RECORDS TO USE:
Begin
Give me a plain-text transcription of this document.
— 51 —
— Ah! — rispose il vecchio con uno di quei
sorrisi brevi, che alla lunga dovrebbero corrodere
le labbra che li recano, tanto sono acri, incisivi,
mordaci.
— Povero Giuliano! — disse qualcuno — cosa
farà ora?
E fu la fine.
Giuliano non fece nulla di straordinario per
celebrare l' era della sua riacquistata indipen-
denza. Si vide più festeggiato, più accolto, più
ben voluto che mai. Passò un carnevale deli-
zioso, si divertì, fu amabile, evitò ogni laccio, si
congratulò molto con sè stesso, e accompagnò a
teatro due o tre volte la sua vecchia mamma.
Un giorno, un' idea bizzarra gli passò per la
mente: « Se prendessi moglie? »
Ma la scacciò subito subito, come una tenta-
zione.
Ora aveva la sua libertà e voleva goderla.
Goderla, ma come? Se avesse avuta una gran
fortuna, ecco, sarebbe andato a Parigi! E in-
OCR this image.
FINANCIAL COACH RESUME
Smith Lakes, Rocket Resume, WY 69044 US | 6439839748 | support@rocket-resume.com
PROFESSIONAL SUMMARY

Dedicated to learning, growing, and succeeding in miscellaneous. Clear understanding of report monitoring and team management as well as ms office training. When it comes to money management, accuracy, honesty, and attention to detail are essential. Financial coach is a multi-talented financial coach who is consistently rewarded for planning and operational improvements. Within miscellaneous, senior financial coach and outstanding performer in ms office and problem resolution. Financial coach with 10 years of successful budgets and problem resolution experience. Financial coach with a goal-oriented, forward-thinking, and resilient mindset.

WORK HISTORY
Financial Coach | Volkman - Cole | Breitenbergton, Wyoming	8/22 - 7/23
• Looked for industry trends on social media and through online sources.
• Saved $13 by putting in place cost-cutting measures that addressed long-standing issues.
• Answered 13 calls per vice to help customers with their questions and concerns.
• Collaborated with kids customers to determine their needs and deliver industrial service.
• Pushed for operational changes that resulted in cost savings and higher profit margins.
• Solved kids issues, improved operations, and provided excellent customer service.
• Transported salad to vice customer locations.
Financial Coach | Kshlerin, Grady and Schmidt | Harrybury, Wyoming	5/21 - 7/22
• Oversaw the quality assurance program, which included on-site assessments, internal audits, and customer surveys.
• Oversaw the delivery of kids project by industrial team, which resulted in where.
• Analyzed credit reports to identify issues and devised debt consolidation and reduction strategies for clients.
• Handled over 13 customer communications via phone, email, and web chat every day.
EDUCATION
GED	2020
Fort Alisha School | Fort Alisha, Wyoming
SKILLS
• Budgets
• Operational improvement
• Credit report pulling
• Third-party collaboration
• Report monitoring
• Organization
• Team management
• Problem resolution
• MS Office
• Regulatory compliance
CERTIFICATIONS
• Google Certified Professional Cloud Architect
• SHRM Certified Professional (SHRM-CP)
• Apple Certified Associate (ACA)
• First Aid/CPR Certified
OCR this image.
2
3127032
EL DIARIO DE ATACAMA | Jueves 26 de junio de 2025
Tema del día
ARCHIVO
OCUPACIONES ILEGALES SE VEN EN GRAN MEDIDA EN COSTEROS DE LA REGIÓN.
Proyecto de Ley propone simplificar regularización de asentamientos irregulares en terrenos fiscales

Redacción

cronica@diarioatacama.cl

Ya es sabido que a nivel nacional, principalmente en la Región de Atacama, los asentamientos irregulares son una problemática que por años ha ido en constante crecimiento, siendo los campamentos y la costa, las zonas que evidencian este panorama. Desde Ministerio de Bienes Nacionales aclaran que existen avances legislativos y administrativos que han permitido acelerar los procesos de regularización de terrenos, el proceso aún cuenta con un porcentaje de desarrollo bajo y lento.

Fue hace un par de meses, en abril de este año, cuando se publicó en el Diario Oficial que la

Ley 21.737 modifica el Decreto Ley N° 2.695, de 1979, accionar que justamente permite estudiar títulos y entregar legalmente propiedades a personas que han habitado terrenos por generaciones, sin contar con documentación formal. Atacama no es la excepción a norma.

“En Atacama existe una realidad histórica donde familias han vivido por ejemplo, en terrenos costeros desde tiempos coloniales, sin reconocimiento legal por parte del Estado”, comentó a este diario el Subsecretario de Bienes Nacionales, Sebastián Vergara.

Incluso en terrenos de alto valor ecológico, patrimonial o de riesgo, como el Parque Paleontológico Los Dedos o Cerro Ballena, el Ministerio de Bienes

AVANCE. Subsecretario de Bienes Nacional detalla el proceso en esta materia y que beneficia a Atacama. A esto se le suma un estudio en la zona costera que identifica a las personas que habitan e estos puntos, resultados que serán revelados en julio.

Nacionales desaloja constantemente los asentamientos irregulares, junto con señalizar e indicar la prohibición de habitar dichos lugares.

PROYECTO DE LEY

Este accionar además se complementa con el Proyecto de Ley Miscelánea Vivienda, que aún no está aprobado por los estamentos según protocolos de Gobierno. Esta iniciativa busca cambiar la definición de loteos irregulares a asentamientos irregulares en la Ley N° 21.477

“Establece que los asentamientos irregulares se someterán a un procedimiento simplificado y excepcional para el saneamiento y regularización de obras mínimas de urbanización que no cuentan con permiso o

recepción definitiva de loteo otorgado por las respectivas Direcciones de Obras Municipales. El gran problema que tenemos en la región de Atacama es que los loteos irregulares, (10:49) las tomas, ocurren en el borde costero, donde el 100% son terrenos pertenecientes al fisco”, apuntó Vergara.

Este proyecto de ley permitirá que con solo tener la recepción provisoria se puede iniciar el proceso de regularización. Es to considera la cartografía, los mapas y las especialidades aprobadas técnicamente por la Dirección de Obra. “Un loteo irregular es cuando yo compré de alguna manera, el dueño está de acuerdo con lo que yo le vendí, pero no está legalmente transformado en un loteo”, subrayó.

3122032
End
WHAT IS REQUIRED: Take the lines above and print them exactly.

FULL SOLUTION:
Give me a plain-text transcription of this document.
— 51 —
— Ah! — rispose il vecchio con uno di quei
sorrisi brevi, che alla lunga dovrebbero corrodere
le labbra che li recano, tanto sono acri, incisivi,
mordaci.
— Povero Giuliano! — disse qualcuno — cosa
farà ora?
E fu la fine.
Giuliano non fece nulla di straordinario per
celebrare l' era della sua riacquistata indipen-
denza. Si vide più festeggiato, più accolto, più
ben voluto che mai. Passò un carnevale deli-
zioso, si divertì, fu amabile, evitò ogni laccio, si
congratulò molto con sè stesso, e accompagnò a
teatro due o tre volte la sua vecchia mamma.
Un giorno, un' idea bizzarra gli passò per la
mente: « Se prendessi moglie? »
Ma la scacciò subito subito, come una tenta-
zione.
Ora aveva la sua libertà e voleva goderla.
Goderla, ma come? Se avesse avuta una gran
fortuna, ecco, sarebbe andato a Parigi! E in-
OCR this image.
FINANCIAL COACH RESUME
Smith Lakes, Rocket Resume, WY 69044 US | 6439839748 | support@rocket-resume.com
PROFESSIONAL SUMMARY

Dedicated to learning, growing, and succeeding in miscellaneous. Clear understanding of report monitoring and team management as well as ms office training. When it comes to money management, accuracy, honesty, and attention to detail are essential. Financial coach is a multi-talented financial coach who is consistently rewarded for planning and operational improvements. Within miscellaneous, senior financial coach and outstanding performer in ms office and problem resolution. Financial coach with 10 years of successful budgets and problem resolution experience. Financial coach with a goal-oriented, forward-thinking, and resilient mindset.

WORK HISTORY
Financial Coach | Volkman - Cole | Breitenbergton, Wyoming	8/22 - 7/23
• Looked for industry trends on social media and through online sources.
• Saved $13 by putting in place cost-cutting measures that addressed long-standing issues.
• Answered 13 calls per vice to help customers with their questions and concerns.
• Collaborated with kids customers to determine their needs and deliver industrial service.
• Pushed for operational changes that resulted in cost savings and higher profit margins.
• Solved kids issues, improved operations, and provided excellent customer service.
• Transported salad to vice customer locations.
Financial Coach | Kshlerin, Grady and Schmidt | Harrybury, Wyoming	5/21 - 7/22
• Oversaw the quality assurance program, which included on-site assessments, internal audits, and customer surveys.
• Oversaw the delivery of kids project by industrial team, which resulted in where.
• Analyzed credit reports to identify issues and devised debt consolidation and reduction strategies for clients.
• Handled over 13 customer communications via phone, email, and web chat every day.
EDUCATION
GED	2020
Fort Alisha School | Fort Alisha, Wyoming
SKILLS
• Budgets
• Operational improvement
• Credit report pulling
• Third-party collaboration
• Report monitoring
• Organization
• Team management
• Problem resolution
• MS Office
• Regulatory compliance
CERTIFICATIONS
• Google Certified Professional Cloud Architect
• SHRM Certified Professional (SHRM-CP)
• Apple Certified Associate (ACA)
• First Aid/CPR Certified
OCR this image.
2
3127032
EL DIARIO DE ATACAMA | Jueves 26 de junio de 2025
Tema del día
ARCHIVO
OCUPACIONES ILEGALES SE VEN EN GRAN MEDIDA EN COSTEROS DE LA REGIÓN.
Proyecto de Ley propone simplificar regularización de asentamientos irregulares en terrenos fiscales

Redacción

cronica@diarioatacama.cl

Ya es sabido que a nivel nacional, principalmente en la Región de Atacama, los asentamientos irregulares son una problemática que por años ha ido en constante crecimiento, siendo los campamentos y la costa, las zonas que evidencian este panorama. Desde Ministerio de Bienes Nacionales aclaran que existen avances legislativos y administrativos que han permitido acelerar los procesos de regularización de terrenos, el proceso aún cuenta con un porcentaje de desarrollo bajo y lento.

Fue hace un par de meses, en abril de este año, cuando se publicó en el Diario Oficial que la

Ley 21.737 modifica el Decreto Ley N° 2.695, de 1979, accionar que justamente permite estudiar títulos y entregar legalmente propiedades a personas que han habitado terrenos por generaciones, sin contar con documentación formal. Atacama no es la excepción a norma.

“En Atacama existe una realidad histórica donde familias han vivido por ejemplo, en terrenos costeros desde tiempos coloniales, sin reconocimiento legal por parte del Estado”, comentó a este diario el Subsecretario de Bienes Nacionales, Sebastián Vergara.

Incluso en terrenos de alto valor ecológico, patrimonial o de riesgo, como el Parque Paleontológico Los Dedos o Cerro Ballena, el Ministerio de Bienes

AVANCE. Subsecretario de Bienes Nacional detalla el proceso en esta materia y que beneficia a Atacama. A esto se le suma un estudio en la zona costera que identifica a las personas que habitan e estos puntos, resultados que serán revelados en julio.

Nacionales desaloja constantemente los asentamientos irregulares, junto con señalizar e indicar la prohibición de habitar dichos lugares.

PROYECTO DE LEY

Este accionar además se complementa con el Proyecto de Ley Miscelánea Vivienda, que aún no está aprobado por los estamentos según protocolos de Gobierno. Esta iniciativa busca cambiar la definición de loteos irregulares a asentamientos irregulares en la Ley N° 21.477

“Establece que los asentamientos irregulares se someterán a un procedimiento simplificado y excepcional para el saneamiento y regularización de obras mínimas de urbanización que no cuentan con permiso o

recepción definitiva de loteo otorgado por las respectivas Direcciones de Obras Municipales. El gran problema que tenemos en la región de Atacama es que los loteos irregulares, (10:49) las tomas, ocurren en el borde costero, donde el 100% son terrenos pertenecientes al fisco”, apuntó Vergara.

Este proyecto de ley permitirá que con solo tener la recepción provisoria se puede iniciar el proceso de regularización. Es to considera la cartografía, los mapas y las especialidades aprobadas técnicamente por la Dirección de Obra. “Un loteo irregular es cuando yo compré de alguna manera, el dueño está de acuerdo con lo que yo le vendí, pero no está legalmente transformado en un loteo”, subrayó.

3122032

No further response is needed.